*Task objective*. Please transcribe the records precisely; pictures stay out of your copy.

*Records from a collection of figures*.
____
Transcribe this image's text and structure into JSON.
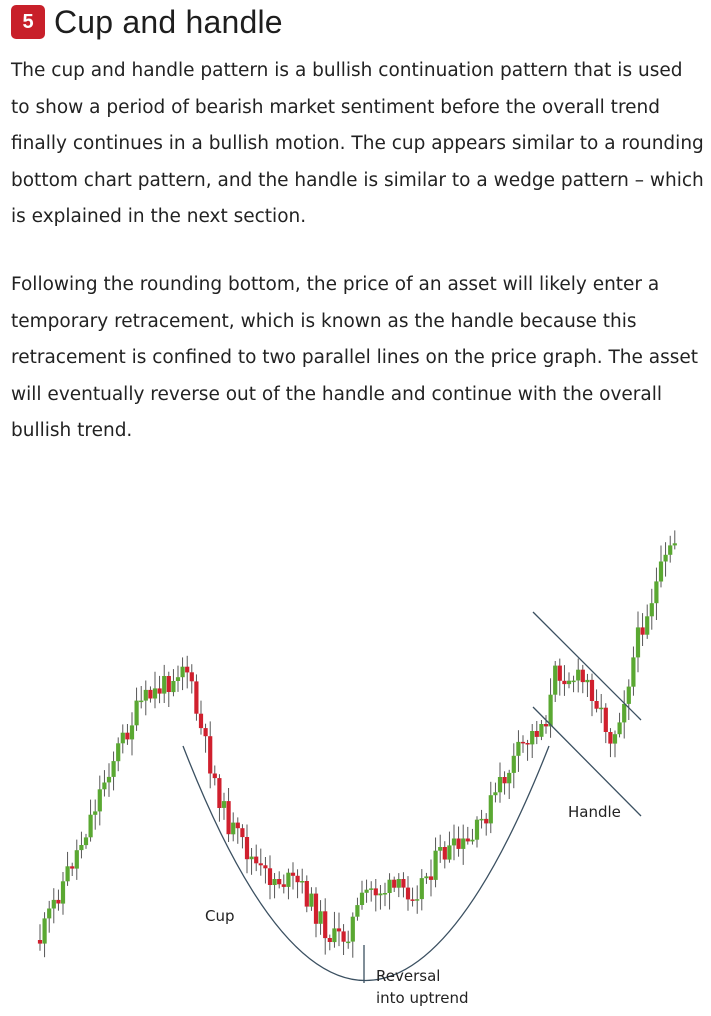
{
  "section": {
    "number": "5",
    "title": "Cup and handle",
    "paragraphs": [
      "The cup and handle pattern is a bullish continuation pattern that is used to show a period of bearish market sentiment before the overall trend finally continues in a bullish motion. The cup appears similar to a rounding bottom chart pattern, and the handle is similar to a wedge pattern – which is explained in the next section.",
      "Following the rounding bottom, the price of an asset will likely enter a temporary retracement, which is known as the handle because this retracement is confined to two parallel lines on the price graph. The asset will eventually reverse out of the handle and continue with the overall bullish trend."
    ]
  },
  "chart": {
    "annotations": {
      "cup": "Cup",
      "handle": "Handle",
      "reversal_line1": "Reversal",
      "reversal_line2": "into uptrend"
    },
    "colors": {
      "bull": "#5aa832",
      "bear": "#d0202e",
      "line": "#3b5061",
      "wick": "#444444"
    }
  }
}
____
*Complete output*.
Transcribe this image's text and structure into JSON.
{
  "section": {
    "number": "5",
    "title": "Cup and handle",
    "paragraphs": [
      "The cup and handle pattern is a bullish continuation pattern that is used to show a period of bearish market sentiment before the overall trend finally continues in a bullish motion. The cup appears similar to a rounding bottom chart pattern, and the handle is similar to a wedge pattern – which is explained in the next section.",
      "Following the rounding bottom, the price of an asset will likely enter a temporary retracement, which is known as the handle because this retracement is confined to two parallel lines on the price graph. The asset will eventually reverse out of the handle and continue with the overall bullish trend."
    ]
  },
  "chart": {
    "annotations": {
      "cup": "Cup",
      "handle": "Handle",
      "reversal_line1": "Reversal",
      "reversal_line2": "into uptrend"
    },
    "colors": {
      "bull": "#5aa832",
      "bear": "#d0202e",
      "line": "#3b5061",
      "wick": "#444444"
    }
  }
}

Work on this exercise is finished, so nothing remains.